[Data entries for graphics]
▽

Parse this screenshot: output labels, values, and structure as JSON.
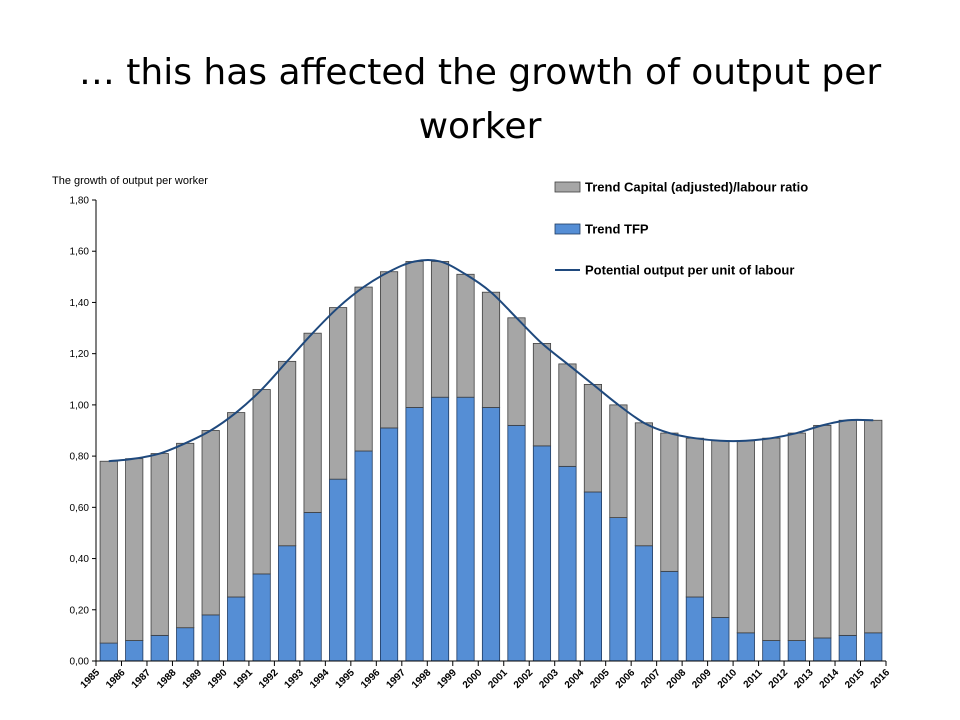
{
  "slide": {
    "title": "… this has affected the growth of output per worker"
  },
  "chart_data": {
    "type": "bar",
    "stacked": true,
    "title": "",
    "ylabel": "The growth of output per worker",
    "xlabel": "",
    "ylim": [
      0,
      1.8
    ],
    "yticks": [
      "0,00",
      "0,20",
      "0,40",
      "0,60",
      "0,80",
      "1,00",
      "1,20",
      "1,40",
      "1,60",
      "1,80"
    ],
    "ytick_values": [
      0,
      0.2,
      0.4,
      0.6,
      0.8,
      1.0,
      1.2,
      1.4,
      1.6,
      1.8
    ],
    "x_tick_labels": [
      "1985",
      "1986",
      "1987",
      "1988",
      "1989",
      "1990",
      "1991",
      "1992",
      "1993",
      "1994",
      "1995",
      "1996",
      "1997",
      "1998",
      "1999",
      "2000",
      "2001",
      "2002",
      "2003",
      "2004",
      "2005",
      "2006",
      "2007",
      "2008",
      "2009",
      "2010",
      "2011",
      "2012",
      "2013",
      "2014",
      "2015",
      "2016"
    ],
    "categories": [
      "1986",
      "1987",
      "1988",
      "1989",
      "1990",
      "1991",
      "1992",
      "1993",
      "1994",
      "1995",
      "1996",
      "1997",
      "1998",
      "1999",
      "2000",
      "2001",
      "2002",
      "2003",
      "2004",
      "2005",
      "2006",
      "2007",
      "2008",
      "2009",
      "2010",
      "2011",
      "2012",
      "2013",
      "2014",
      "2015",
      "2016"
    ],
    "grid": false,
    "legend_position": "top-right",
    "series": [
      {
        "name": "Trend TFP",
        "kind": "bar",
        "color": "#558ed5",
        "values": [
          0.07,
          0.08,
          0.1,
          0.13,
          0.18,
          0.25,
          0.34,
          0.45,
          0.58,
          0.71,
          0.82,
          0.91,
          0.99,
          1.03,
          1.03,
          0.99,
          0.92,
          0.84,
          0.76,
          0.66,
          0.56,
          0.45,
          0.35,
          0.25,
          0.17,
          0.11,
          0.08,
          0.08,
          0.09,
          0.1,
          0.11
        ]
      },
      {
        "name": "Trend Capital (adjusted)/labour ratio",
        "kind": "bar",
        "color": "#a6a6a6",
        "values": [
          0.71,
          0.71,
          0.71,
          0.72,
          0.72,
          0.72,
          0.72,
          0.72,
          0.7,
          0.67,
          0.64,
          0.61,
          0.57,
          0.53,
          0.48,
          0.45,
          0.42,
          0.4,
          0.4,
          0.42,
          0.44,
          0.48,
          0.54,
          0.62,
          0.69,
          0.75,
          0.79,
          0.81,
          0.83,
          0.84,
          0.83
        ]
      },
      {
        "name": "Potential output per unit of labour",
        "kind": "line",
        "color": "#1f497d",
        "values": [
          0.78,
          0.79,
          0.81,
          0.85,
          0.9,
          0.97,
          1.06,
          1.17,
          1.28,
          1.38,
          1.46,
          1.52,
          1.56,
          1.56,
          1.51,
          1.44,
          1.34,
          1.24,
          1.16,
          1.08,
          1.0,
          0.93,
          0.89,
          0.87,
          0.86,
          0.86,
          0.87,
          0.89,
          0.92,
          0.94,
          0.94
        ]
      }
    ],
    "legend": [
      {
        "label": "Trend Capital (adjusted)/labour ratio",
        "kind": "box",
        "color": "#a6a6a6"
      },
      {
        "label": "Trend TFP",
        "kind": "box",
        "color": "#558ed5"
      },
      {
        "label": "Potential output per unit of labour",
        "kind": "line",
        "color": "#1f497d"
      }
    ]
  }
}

△
▽

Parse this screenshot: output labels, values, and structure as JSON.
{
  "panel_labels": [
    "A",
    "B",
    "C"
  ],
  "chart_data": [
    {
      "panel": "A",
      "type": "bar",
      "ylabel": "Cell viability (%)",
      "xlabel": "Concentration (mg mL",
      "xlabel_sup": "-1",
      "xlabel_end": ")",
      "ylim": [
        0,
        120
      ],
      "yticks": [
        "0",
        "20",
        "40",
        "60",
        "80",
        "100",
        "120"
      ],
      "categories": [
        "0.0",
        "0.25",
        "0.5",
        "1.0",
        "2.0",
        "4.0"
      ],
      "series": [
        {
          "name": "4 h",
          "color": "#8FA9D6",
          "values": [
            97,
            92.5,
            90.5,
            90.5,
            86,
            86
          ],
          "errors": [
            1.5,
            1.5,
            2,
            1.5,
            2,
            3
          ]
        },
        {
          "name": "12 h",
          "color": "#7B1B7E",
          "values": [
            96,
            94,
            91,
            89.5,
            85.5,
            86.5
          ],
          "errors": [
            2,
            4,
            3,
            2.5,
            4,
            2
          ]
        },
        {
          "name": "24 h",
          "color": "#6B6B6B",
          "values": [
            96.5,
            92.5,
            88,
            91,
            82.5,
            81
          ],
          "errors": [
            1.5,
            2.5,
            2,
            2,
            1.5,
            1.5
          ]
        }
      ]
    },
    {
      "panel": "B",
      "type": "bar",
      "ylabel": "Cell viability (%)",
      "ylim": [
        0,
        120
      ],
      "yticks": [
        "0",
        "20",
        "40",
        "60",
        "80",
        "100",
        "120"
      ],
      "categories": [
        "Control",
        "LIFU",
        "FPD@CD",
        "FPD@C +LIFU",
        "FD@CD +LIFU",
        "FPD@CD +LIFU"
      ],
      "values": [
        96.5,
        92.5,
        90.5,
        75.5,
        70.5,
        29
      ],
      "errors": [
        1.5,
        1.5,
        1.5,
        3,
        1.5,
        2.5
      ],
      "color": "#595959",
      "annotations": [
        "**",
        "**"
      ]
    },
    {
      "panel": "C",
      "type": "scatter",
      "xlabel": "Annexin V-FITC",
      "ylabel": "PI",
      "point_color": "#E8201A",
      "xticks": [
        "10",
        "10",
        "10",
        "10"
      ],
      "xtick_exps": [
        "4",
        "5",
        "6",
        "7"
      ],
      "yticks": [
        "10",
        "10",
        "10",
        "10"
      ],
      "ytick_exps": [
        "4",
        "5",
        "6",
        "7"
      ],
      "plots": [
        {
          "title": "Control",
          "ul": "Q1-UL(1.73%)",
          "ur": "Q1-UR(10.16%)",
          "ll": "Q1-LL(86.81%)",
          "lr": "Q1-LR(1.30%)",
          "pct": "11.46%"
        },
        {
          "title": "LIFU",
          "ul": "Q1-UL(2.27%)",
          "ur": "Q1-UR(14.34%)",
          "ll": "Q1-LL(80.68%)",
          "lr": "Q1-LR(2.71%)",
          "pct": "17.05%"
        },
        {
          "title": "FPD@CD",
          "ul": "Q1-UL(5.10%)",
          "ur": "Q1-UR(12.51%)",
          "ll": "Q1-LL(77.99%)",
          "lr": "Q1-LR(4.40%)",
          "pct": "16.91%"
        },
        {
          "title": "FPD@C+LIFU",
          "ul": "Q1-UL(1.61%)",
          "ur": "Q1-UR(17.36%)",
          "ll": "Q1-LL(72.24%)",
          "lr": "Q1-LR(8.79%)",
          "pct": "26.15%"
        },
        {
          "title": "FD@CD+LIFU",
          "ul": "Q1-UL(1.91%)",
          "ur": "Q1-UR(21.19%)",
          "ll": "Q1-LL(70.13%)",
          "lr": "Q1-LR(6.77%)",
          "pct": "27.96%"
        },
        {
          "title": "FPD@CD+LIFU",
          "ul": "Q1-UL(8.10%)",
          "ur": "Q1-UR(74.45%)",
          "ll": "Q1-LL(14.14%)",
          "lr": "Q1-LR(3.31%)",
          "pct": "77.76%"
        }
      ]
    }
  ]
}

△

__Short exercise__
Check every line of the records above for the string "Trend" and say how many contain it, giving the number alone.

__Exercise output__
4